### [TASK INSTRUCTIONS]
Please write out the material that follows, exactly as it stands.

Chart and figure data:
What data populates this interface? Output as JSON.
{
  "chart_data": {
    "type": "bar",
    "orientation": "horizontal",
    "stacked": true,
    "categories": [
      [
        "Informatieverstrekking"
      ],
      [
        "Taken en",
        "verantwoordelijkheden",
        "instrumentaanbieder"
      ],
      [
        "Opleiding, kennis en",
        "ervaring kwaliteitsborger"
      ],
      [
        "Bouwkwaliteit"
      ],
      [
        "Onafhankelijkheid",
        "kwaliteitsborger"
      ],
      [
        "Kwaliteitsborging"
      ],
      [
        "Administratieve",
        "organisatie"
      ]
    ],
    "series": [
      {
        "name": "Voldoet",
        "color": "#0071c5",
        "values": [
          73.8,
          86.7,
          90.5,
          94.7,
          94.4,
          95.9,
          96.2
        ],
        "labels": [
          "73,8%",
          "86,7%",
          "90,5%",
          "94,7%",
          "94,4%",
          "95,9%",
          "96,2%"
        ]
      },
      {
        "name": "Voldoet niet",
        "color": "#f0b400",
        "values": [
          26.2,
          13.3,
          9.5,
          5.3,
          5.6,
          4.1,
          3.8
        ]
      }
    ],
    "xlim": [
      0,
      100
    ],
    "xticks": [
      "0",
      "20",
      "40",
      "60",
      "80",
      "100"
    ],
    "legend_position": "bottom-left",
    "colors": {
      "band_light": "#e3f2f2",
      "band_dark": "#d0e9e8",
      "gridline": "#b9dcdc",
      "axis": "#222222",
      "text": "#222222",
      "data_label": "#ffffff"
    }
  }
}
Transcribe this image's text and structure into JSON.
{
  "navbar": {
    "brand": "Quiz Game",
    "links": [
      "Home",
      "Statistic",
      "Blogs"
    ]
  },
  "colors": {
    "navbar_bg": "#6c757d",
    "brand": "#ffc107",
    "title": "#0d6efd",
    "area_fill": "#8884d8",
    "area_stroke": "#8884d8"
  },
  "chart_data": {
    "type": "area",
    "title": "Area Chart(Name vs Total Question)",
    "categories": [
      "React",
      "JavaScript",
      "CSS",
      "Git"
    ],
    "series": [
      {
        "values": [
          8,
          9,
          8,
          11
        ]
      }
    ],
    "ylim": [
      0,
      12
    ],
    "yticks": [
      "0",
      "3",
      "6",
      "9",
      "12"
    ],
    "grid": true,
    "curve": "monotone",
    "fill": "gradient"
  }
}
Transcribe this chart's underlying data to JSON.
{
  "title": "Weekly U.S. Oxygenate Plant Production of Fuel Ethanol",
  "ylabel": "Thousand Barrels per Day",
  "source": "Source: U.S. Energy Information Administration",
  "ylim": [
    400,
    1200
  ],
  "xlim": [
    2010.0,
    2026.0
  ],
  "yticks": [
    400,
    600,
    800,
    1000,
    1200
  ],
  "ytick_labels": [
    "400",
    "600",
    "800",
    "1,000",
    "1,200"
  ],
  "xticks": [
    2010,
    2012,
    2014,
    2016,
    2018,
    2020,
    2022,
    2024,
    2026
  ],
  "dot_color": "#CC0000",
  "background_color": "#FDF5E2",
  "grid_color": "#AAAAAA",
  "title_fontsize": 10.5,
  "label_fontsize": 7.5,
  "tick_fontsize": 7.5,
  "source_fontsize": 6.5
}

### [ANSWER BELOW]
What data populates this interface? Output as JSON.
{
  "chart_data": {
    "type": "bar",
    "orientation": "horizontal",
    "stacked": true,
    "categories": [
      [
        "Informatieverstrekking"
      ],
      [
        "Taken en",
        "verantwoordelijkheden",
        "instrumentaanbieder"
      ],
      [
        "Opleiding, kennis en",
        "ervaring kwaliteitsborger"
      ],
      [
        "Bouwkwaliteit"
      ],
      [
        "Onafhankelijkheid",
        "kwaliteitsborger"
      ],
      [
        "Kwaliteitsborging"
      ],
      [
        "Administratieve",
        "organisatie"
      ]
    ],
    "series": [
      {
        "name": "Voldoet",
        "color": "#0071c5",
        "values": [
          73.8,
          86.7,
          90.5,
          94.7,
          94.4,
          95.9,
          96.2
        ],
        "labels": [
          "73,8%",
          "86,7%",
          "90,5%",
          "94,7%",
          "94,4%",
          "95,9%",
          "96,2%"
        ]
      },
      {
        "name": "Voldoet niet",
        "color": "#f0b400",
        "values": [
          26.2,
          13.3,
          9.5,
          5.3,
          5.6,
          4.1,
          3.8
        ]
      }
    ],
    "xlim": [
      0,
      100
    ],
    "xticks": [
      "0",
      "20",
      "40",
      "60",
      "80",
      "100"
    ],
    "legend_position": "bottom-left",
    "colors": {
      "band_light": "#e3f2f2",
      "band_dark": "#d0e9e8",
      "gridline": "#b9dcdc",
      "axis": "#222222",
      "text": "#222222",
      "data_label": "#ffffff"
    }
  }
}
Transcribe this image's text and structure into JSON.
{
  "navbar": {
    "brand": "Quiz Game",
    "links": [
      "Home",
      "Statistic",
      "Blogs"
    ]
  },
  "colors": {
    "navbar_bg": "#6c757d",
    "brand": "#ffc107",
    "title": "#0d6efd",
    "area_fill": "#8884d8",
    "area_stroke": "#8884d8"
  },
  "chart_data": {
    "type": "area",
    "title": "Area Chart(Name vs Total Question)",
    "categories": [
      "React",
      "JavaScript",
      "CSS",
      "Git"
    ],
    "series": [
      {
        "values": [
          8,
          9,
          8,
          11
        ]
      }
    ],
    "ylim": [
      0,
      12
    ],
    "yticks": [
      "0",
      "3",
      "6",
      "9",
      "12"
    ],
    "grid": true,
    "curve": "monotone",
    "fill": "gradient"
  }
}
Transcribe this chart's underlying data to JSON.
{
  "title": "Weekly U.S. Oxygenate Plant Production of Fuel Ethanol",
  "ylabel": "Thousand Barrels per Day",
  "source": "Source: U.S. Energy Information Administration",
  "ylim": [
    400,
    1200
  ],
  "xlim": [
    2010.0,
    2026.0
  ],
  "yticks": [
    400,
    600,
    800,
    1000,
    1200
  ],
  "ytick_labels": [
    "400",
    "600",
    "800",
    "1,000",
    "1,200"
  ],
  "xticks": [
    2010,
    2012,
    2014,
    2016,
    2018,
    2020,
    2022,
    2024,
    2026
  ],
  "dot_color": "#CC0000",
  "background_color": "#FDF5E2",
  "grid_color": "#AAAAAA",
  "title_fontsize": 10.5,
  "label_fontsize": 7.5,
  "tick_fontsize": 7.5,
  "source_fontsize": 6.5
}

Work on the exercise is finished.